Scan the entries below and count the lines holding the string "JSON". Supply only the number.

*DATA RECORDS*
.....
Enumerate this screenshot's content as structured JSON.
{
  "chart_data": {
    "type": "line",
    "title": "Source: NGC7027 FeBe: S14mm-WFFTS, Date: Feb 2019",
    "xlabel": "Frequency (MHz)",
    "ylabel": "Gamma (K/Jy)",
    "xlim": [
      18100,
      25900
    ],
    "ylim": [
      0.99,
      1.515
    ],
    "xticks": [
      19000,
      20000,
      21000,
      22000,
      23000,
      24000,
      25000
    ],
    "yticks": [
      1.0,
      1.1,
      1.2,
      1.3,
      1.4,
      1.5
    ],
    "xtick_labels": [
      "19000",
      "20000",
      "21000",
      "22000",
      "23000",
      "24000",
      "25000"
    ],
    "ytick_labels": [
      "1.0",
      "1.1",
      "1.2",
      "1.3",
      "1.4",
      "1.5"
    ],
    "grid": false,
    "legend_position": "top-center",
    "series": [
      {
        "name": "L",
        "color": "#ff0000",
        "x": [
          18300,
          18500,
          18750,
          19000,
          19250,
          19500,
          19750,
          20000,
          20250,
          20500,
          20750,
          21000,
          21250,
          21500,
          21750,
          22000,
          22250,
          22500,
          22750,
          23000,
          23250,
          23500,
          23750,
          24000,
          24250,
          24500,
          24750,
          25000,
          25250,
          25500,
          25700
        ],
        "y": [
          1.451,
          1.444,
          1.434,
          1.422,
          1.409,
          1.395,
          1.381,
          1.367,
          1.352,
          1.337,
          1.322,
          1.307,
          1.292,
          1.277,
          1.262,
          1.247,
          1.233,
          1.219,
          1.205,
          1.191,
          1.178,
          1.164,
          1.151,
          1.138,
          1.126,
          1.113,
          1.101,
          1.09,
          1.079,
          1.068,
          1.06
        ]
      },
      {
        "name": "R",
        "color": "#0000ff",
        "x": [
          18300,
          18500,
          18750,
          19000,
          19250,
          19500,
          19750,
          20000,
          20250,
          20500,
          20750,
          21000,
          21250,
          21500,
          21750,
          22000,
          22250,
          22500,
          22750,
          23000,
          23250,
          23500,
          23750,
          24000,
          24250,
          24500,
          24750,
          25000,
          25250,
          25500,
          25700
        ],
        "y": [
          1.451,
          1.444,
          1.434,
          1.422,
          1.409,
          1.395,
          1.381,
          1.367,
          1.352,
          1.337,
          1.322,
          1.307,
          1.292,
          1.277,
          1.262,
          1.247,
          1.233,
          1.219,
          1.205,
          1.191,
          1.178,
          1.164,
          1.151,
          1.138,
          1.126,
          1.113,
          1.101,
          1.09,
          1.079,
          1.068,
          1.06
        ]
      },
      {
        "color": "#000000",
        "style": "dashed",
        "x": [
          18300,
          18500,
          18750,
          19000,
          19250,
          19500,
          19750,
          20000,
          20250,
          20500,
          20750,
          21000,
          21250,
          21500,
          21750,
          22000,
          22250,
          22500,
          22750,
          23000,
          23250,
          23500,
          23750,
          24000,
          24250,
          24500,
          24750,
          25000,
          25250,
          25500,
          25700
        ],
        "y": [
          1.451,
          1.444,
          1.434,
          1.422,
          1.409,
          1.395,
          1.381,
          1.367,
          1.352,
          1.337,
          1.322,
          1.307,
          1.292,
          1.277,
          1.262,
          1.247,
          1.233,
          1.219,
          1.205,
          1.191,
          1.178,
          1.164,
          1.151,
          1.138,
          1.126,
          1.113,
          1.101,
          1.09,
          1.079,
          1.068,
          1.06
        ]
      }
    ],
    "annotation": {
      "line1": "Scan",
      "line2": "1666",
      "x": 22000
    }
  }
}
.....
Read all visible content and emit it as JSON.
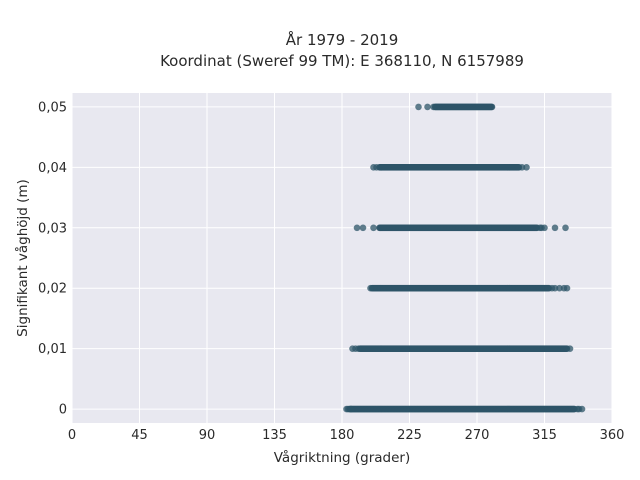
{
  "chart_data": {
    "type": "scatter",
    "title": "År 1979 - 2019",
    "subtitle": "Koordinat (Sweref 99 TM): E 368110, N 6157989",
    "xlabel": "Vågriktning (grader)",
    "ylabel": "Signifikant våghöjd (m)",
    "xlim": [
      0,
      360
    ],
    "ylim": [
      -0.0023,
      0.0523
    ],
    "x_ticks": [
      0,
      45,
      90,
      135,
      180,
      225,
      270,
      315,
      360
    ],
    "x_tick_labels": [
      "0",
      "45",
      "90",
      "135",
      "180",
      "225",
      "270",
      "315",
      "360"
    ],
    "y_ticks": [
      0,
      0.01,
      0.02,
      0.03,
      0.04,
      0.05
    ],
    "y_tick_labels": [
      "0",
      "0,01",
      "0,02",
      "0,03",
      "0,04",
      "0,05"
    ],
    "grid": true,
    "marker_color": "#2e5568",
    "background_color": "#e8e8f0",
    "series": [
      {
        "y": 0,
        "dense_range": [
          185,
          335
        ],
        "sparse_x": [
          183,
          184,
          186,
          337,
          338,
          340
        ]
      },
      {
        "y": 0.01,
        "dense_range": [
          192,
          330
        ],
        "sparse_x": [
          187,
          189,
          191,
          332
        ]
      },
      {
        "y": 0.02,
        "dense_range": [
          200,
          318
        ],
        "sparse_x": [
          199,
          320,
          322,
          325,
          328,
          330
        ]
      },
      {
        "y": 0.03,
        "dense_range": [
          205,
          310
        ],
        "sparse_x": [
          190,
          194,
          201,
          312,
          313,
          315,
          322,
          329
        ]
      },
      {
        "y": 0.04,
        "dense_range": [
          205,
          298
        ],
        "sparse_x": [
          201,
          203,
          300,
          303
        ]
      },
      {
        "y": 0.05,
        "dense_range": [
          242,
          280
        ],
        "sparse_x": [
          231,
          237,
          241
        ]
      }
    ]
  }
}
.....
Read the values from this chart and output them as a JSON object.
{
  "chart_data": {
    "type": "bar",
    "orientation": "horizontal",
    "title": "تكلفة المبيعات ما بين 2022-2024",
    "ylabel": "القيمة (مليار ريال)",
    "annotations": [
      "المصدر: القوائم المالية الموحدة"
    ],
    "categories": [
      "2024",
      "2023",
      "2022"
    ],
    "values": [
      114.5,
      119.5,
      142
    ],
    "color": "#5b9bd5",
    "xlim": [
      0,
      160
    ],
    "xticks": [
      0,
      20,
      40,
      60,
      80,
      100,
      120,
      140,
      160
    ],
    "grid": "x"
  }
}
.....
*EXPECTED ANSWER*
3